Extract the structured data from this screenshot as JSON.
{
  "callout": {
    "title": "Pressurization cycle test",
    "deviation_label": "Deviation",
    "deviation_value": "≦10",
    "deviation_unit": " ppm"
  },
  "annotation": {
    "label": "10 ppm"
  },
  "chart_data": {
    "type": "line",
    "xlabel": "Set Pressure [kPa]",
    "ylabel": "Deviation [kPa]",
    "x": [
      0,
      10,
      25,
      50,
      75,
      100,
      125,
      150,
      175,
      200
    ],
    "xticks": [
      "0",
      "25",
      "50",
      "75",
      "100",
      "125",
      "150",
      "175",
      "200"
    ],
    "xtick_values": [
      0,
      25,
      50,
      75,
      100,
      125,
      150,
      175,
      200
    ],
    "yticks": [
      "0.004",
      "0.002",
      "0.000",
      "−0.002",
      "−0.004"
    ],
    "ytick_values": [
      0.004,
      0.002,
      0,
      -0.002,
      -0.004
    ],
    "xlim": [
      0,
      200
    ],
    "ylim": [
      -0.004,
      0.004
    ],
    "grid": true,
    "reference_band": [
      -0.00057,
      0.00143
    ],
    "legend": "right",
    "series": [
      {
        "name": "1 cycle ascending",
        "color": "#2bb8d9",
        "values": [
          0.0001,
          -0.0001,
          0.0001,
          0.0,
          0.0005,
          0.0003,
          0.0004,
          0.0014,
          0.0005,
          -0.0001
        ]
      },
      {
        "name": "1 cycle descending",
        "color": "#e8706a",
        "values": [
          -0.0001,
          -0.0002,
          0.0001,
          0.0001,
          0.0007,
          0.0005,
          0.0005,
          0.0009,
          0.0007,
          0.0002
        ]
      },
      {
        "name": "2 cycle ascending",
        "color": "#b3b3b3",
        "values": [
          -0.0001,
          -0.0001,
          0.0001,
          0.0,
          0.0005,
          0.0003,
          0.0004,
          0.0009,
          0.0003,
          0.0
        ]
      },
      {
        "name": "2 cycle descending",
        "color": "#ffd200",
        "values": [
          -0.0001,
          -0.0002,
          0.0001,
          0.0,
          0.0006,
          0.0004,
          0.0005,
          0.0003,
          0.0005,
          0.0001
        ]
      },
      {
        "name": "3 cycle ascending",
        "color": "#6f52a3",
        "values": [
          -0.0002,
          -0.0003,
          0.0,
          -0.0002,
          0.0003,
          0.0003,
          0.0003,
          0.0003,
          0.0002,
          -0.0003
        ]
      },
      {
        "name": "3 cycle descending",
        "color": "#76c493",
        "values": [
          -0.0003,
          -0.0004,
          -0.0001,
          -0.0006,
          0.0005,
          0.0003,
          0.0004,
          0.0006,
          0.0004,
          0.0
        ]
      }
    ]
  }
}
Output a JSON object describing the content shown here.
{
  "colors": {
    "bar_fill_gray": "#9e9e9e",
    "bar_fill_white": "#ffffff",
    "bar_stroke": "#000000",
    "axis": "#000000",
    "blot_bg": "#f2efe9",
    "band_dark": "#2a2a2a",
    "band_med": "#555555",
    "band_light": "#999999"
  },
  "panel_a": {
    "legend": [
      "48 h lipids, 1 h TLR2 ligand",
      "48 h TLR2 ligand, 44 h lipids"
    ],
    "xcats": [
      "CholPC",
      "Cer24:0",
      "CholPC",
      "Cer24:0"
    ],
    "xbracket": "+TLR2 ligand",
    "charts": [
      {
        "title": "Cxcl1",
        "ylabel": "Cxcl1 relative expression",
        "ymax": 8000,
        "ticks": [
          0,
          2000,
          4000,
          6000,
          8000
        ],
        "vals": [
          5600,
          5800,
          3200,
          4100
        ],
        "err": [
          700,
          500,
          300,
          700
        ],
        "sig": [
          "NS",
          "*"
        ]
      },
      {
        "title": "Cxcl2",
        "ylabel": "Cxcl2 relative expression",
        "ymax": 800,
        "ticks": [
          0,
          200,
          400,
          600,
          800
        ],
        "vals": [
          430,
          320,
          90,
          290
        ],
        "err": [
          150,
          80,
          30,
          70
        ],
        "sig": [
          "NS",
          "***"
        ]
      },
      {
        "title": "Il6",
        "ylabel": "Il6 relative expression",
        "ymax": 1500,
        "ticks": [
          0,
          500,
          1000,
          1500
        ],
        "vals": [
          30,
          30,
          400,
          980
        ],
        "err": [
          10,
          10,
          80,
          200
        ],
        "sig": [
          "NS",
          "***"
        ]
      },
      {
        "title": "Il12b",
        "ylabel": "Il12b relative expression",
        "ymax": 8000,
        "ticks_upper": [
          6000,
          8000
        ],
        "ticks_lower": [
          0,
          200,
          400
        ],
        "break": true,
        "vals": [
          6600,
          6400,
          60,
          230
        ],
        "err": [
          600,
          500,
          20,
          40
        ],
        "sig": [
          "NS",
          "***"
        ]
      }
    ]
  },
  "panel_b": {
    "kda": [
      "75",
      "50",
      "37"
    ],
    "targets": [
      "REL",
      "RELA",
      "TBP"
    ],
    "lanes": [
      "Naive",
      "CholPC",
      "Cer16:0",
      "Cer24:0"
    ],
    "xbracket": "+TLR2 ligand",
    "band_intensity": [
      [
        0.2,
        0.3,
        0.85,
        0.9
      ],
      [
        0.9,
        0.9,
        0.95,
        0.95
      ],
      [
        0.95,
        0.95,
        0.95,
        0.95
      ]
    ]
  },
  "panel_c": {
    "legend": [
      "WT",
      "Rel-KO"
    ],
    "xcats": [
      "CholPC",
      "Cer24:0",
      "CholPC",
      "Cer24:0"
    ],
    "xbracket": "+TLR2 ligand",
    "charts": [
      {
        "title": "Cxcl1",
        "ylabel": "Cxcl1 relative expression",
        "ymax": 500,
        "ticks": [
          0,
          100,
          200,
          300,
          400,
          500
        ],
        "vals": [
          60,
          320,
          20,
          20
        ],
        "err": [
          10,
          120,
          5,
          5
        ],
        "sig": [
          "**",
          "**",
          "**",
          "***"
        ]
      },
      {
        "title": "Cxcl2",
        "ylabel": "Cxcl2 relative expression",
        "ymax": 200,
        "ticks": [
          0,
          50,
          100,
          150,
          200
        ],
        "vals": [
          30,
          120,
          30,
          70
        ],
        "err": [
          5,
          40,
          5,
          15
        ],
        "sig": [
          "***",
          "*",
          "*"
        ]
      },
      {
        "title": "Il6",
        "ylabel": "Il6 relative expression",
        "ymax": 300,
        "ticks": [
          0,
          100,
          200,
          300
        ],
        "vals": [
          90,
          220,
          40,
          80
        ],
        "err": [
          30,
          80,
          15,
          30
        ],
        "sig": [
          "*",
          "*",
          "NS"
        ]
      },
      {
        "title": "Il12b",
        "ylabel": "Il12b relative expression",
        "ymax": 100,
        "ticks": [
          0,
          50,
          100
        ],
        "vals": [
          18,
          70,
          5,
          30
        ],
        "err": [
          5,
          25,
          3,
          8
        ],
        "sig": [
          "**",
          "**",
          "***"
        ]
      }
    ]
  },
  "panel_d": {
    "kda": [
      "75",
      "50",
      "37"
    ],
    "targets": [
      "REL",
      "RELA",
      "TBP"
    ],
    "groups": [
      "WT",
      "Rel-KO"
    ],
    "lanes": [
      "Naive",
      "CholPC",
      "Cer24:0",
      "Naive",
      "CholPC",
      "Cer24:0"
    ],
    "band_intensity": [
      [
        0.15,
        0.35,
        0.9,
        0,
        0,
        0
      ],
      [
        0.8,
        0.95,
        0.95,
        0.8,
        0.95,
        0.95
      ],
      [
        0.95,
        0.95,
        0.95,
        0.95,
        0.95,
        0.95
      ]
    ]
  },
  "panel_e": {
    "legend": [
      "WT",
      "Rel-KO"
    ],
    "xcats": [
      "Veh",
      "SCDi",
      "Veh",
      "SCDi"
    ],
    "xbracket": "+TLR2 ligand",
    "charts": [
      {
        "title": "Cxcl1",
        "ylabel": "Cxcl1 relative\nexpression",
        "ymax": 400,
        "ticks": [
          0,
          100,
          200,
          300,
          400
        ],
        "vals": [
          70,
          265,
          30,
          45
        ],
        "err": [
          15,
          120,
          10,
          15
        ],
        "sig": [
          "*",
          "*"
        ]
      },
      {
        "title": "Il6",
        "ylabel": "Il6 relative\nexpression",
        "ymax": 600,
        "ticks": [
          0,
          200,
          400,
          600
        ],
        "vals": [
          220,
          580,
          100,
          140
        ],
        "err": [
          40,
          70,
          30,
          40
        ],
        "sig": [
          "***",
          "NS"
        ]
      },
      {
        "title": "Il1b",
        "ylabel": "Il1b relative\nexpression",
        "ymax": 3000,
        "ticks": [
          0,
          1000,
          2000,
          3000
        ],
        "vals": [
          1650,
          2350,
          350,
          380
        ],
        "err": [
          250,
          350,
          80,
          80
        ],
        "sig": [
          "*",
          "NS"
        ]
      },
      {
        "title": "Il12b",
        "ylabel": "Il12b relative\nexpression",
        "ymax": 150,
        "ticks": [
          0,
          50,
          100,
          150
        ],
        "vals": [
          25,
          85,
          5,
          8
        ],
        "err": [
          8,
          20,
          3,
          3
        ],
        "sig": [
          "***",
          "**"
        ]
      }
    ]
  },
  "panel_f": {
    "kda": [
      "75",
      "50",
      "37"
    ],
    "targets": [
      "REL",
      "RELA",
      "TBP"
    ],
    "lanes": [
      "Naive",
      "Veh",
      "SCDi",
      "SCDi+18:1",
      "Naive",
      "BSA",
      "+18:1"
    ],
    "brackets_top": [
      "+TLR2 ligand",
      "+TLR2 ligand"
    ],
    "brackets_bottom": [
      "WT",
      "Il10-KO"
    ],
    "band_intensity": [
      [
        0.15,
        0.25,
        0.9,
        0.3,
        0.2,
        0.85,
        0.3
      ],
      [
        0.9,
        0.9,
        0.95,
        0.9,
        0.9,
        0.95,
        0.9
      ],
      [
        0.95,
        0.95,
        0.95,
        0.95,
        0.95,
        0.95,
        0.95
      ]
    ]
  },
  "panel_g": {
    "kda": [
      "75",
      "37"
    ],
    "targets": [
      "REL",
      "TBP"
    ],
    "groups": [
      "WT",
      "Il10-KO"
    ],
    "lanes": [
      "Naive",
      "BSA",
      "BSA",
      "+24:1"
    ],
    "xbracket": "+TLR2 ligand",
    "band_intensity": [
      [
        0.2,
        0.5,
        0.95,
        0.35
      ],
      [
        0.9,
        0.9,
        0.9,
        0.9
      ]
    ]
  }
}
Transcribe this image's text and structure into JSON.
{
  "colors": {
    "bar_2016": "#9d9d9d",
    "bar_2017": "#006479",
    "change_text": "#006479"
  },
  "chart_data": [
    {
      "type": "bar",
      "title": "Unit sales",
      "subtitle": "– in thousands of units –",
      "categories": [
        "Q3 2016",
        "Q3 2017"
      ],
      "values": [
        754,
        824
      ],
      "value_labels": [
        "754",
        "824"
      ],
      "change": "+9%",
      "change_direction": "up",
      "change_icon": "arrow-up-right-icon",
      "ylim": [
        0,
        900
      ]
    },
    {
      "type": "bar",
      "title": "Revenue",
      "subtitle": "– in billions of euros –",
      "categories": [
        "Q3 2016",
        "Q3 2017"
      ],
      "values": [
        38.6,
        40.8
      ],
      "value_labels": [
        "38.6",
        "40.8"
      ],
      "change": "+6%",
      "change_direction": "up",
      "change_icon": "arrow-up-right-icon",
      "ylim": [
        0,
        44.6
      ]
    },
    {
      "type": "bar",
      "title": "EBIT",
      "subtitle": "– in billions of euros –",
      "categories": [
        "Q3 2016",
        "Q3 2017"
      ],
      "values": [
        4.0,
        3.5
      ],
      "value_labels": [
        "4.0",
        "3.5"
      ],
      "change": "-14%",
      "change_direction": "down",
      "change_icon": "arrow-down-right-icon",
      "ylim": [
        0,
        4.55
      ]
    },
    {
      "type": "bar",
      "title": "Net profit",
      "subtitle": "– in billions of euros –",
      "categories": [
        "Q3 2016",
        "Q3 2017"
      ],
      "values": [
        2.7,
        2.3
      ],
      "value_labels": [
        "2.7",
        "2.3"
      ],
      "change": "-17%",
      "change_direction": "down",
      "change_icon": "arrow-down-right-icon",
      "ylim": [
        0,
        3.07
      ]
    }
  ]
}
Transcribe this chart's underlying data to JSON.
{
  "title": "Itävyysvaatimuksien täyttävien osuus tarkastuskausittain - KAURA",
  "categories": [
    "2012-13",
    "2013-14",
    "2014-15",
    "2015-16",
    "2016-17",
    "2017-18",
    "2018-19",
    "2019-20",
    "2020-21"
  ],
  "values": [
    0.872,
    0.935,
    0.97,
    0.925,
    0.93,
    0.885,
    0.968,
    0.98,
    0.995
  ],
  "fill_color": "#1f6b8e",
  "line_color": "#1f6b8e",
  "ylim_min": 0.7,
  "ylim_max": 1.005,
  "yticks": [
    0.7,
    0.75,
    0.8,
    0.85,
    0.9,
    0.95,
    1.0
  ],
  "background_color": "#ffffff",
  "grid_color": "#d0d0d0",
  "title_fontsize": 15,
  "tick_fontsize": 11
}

▸ **Problem to work on**: Using the material above, report each line where "cycle" occurs.

▸ **Full solution**:
    "title": "Pressurization cycle test",
        "name": "1 cycle ascending",
        "name": "1 cycle descending",
        "name": "2 cycle ascending",
        "name": "2 cycle descending",
        "name": "3 cycle ascending",
        "name": "3 cycle descending",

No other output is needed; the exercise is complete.